▶ What is being asked
The entries need to be copied exactly.

▶ Recorded information
● ● ● ● ●

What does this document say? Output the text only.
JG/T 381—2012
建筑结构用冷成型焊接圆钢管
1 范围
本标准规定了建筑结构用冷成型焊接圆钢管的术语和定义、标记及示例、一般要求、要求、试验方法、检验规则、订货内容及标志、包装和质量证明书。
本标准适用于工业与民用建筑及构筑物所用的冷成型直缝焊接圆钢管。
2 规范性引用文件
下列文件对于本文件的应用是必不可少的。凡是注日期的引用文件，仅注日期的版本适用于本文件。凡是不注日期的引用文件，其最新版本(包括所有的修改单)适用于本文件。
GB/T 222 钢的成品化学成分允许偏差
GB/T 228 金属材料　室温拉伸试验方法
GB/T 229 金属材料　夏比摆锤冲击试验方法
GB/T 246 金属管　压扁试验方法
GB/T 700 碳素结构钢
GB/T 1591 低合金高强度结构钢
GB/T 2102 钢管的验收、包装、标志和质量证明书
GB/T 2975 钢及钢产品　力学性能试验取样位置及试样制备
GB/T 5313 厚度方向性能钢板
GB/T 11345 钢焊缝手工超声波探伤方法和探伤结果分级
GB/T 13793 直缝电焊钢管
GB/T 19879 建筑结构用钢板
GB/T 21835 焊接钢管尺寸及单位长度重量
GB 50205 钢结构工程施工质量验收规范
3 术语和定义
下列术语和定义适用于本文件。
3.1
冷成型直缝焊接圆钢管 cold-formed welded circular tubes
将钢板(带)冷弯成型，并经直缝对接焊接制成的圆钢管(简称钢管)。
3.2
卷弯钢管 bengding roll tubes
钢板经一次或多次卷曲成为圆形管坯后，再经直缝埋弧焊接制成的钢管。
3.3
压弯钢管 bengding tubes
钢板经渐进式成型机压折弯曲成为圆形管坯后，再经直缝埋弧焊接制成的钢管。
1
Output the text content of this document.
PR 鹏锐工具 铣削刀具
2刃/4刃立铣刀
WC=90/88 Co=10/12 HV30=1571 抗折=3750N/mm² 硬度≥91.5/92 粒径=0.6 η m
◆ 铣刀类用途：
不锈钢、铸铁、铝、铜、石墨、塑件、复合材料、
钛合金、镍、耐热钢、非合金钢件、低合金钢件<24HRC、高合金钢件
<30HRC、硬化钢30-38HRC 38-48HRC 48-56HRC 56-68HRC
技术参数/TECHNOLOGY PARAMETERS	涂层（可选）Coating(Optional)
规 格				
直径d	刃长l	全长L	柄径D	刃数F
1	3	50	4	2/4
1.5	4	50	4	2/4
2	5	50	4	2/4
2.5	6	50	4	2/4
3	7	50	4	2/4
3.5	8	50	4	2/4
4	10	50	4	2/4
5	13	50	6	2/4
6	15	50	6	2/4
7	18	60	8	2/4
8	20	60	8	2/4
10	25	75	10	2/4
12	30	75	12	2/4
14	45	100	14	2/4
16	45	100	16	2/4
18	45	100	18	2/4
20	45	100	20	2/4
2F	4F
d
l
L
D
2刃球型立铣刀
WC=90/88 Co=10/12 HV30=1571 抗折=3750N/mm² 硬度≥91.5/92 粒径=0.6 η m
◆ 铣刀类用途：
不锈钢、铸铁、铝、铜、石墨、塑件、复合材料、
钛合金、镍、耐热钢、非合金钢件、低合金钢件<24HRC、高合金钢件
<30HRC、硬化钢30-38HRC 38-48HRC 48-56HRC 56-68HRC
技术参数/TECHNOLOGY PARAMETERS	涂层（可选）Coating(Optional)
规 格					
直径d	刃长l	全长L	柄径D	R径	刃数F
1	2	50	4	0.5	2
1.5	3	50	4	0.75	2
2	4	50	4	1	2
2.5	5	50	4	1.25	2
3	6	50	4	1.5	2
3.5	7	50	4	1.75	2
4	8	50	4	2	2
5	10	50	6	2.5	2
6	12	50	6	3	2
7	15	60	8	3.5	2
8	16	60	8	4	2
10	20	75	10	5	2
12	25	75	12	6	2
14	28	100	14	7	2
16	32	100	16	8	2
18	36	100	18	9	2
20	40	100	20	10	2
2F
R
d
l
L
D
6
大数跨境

● ● ● ● ●

▶ Output for this task
What does this document say? Output the text only.
JG/T 381—2012
建筑结构用冷成型焊接圆钢管
1 范围
本标准规定了建筑结构用冷成型焊接圆钢管的术语和定义、标记及示例、一般要求、要求、试验方法、检验规则、订货内容及标志、包装和质量证明书。
本标准适用于工业与民用建筑及构筑物所用的冷成型直缝焊接圆钢管。
2 规范性引用文件
下列文件对于本文件的应用是必不可少的。凡是注日期的引用文件，仅注日期的版本适用于本文件。凡是不注日期的引用文件，其最新版本(包括所有的修改单)适用于本文件。
GB/T 222 钢的成品化学成分允许偏差
GB/T 228 金属材料　室温拉伸试验方法
GB/T 229 金属材料　夏比摆锤冲击试验方法
GB/T 246 金属管　压扁试验方法
GB/T 700 碳素结构钢
GB/T 1591 低合金高强度结构钢
GB/T 2102 钢管的验收、包装、标志和质量证明书
GB/T 2975 钢及钢产品　力学性能试验取样位置及试样制备
GB/T 5313 厚度方向性能钢板
GB/T 11345 钢焊缝手工超声波探伤方法和探伤结果分级
GB/T 13793 直缝电焊钢管
GB/T 19879 建筑结构用钢板
GB/T 21835 焊接钢管尺寸及单位长度重量
GB 50205 钢结构工程施工质量验收规范
3 术语和定义
下列术语和定义适用于本文件。
3.1
冷成型直缝焊接圆钢管 cold-formed welded circular tubes
将钢板(带)冷弯成型，并经直缝对接焊接制成的圆钢管(简称钢管)。
3.2
卷弯钢管 bengding roll tubes
钢板经一次或多次卷曲成为圆形管坯后，再经直缝埋弧焊接制成的钢管。
3.3
压弯钢管 bengding tubes
钢板经渐进式成型机压折弯曲成为圆形管坯后，再经直缝埋弧焊接制成的钢管。
1
Output the text content of this document.
PR 鹏锐工具 铣削刀具
2刃/4刃立铣刀
WC=90/88 Co=10/12 HV30=1571 抗折=3750N/mm² 硬度≥91.5/92 粒径=0.6 η m
◆ 铣刀类用途：
不锈钢、铸铁、铝、铜、石墨、塑件、复合材料、
钛合金、镍、耐热钢、非合金钢件、低合金钢件<24HRC、高合金钢件
<30HRC、硬化钢30-38HRC 38-48HRC 48-56HRC 56-68HRC
技术参数/TECHNOLOGY PARAMETERS	涂层（可选）Coating(Optional)
规 格				
直径d	刃长l	全长L	柄径D	刃数F
1	3	50	4	2/4
1.5	4	50	4	2/4
2	5	50	4	2/4
2.5	6	50	4	2/4
3	7	50	4	2/4
3.5	8	50	4	2/4
4	10	50	4	2/4
5	13	50	6	2/4
6	15	50	6	2/4
7	18	60	8	2/4
8	20	60	8	2/4
10	25	75	10	2/4
12	30	75	12	2/4
14	45	100	14	2/4
16	45	100	16	2/4
18	45	100	18	2/4
20	45	100	20	2/4
2F	4F
d
l
L
D
2刃球型立铣刀
WC=90/88 Co=10/12 HV30=1571 抗折=3750N/mm² 硬度≥91.5/92 粒径=0.6 η m
◆ 铣刀类用途：
不锈钢、铸铁、铝、铜、石墨、塑件、复合材料、
钛合金、镍、耐热钢、非合金钢件、低合金钢件<24HRC、高合金钢件
<30HRC、硬化钢30-38HRC 38-48HRC 48-56HRC 56-68HRC
技术参数/TECHNOLOGY PARAMETERS	涂层（可选）Coating(Optional)
规 格					
直径d	刃长l	全长L	柄径D	R径	刃数F
1	2	50	4	0.5	2
1.5	3	50	4	0.75	2
2	4	50	4	1	2
2.5	5	50	4	1.25	2
3	6	50	4	1.5	2
3.5	7	50	4	1.75	2
4	8	50	4	2	2
5	10	50	6	2.5	2
6	12	50	6	3	2
7	15	60	8	3.5	2
8	16	60	8	4	2
10	20	75	10	5	2
12	25	75	12	6	2
14	28	100	14	7	2
16	32	100	16	8	2
18	36	100	18	9	2
20	40	100	20	10	2
2F
R
d
l
L
D
6
大数跨境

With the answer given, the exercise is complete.